→ **REQUIRED WORK**:
Write out each record below exactly as it appears, with no pictures.

** start **

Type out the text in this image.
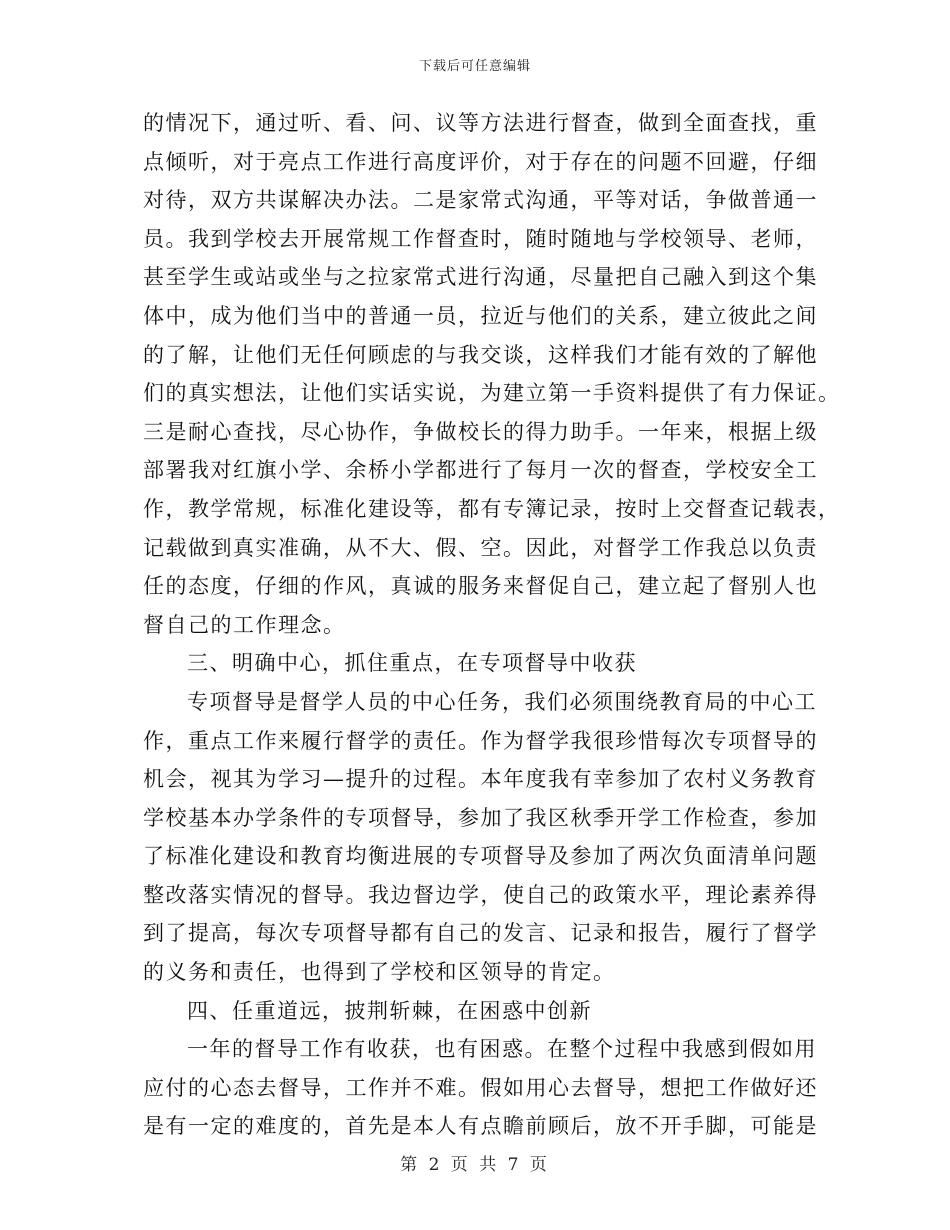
下载后可任意编辑
的情况下，通过听、看、问、议等方法进行督查，做到全面查找，重
点倾听，对于亮点工作进行高度评价，对于存在的问题不回避，仔细
对待，双方共谋解决办法。二是家常式沟通，平等对话，争做普通一
员。我到学校去开展常规工作督查时，随时随地与学校领导、老师，
甚至学生或站或坐与之拉家常式进行沟通，尽量把自己融入到这个集
体中，成为他们当中的普通一员，拉近与他们的关系，建立彼此之间
的了解，让他们无任何顾虑的与我交谈，这样我们才能有效的了解他
们的真实想法，让他们实话实说，为建立第一手资料提供了有力保证。
三是耐心查找，尽心协作，争做校长的得力助手。一年来，根据上级
部署我对红旗小学、余桥小学都进行了每月一次的督查，学校安全工
作，教学常规，标准化建设等，都有专簿记录，按时上交督查记载表，
记载做到真实准确，从不大、假、空。因此，对督学工作我总以负责
任的态度，仔细的作风，真诚的服务来督促自己，建立起了督别人也
督自己的工作理念。
三、明确中心，抓住重点，在专项督导中收获
专项督导是督学人员的中心任务，我们必须围绕教育局的中心工
作，重点工作来履行督学的责任。作为督学我很珍惜每次专项督导的
机会，视其为学习—提升的过程。本年度我有幸参加了农村义务教育
学校基本办学条件的专项督导，参加了我区秋季开学工作检查，参加
了标准化建设和教育均衡进展的专项督导及参加了两次负面清单问题
整改落实情况的督导。我边督边学，使自己的政策水平，理论素养得
到了提高，每次专项督导都有自己的发言、记录和报告，履行了督学
的义务和责任，也得到了学校和区领导的肯定。
四、任重道远，披荆斩棘，在困惑中创新
一年的督导工作有收获，也有困惑。在整个过程中我感到假如用
应付的心态去督导，工作并不难。假如用心去督导，想把工作做好还
是有一定的难度的，首先是本人有点瞻前顾后，放不开手脚，可能是
第 2 页 共 7 页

** end **

→ **OUTPUT BELOW**:
Type out the text in this image.
下载后可任意编辑
的情况下，通过听、看、问、议等方法进行督查，做到全面查找，重
点倾听，对于亮点工作进行高度评价，对于存在的问题不回避，仔细
对待，双方共谋解决办法。二是家常式沟通，平等对话，争做普通一
员。我到学校去开展常规工作督查时，随时随地与学校领导、老师，
甚至学生或站或坐与之拉家常式进行沟通，尽量把自己融入到这个集
体中，成为他们当中的普通一员，拉近与他们的关系，建立彼此之间
的了解，让他们无任何顾虑的与我交谈，这样我们才能有效的了解他
们的真实想法，让他们实话实说，为建立第一手资料提供了有力保证。
三是耐心查找，尽心协作，争做校长的得力助手。一年来，根据上级
部署我对红旗小学、余桥小学都进行了每月一次的督查，学校安全工
作，教学常规，标准化建设等，都有专簿记录，按时上交督查记载表，
记载做到真实准确，从不大、假、空。因此，对督学工作我总以负责
任的态度，仔细的作风，真诚的服务来督促自己，建立起了督别人也
督自己的工作理念。
三、明确中心，抓住重点，在专项督导中收获
专项督导是督学人员的中心任务，我们必须围绕教育局的中心工
作，重点工作来履行督学的责任。作为督学我很珍惜每次专项督导的
机会，视其为学习—提升的过程。本年度我有幸参加了农村义务教育
学校基本办学条件的专项督导，参加了我区秋季开学工作检查，参加
了标准化建设和教育均衡进展的专项督导及参加了两次负面清单问题
整改落实情况的督导。我边督边学，使自己的政策水平，理论素养得
到了提高，每次专项督导都有自己的发言、记录和报告，履行了督学
的义务和责任，也得到了学校和区领导的肯定。
四、任重道远，披荆斩棘，在困惑中创新
一年的督导工作有收获，也有困惑。在整个过程中我感到假如用
应付的心态去督导，工作并不难。假如用心去督导，想把工作做好还
是有一定的难度的，首先是本人有点瞻前顾后，放不开手脚，可能是
第 2 页 共 7 页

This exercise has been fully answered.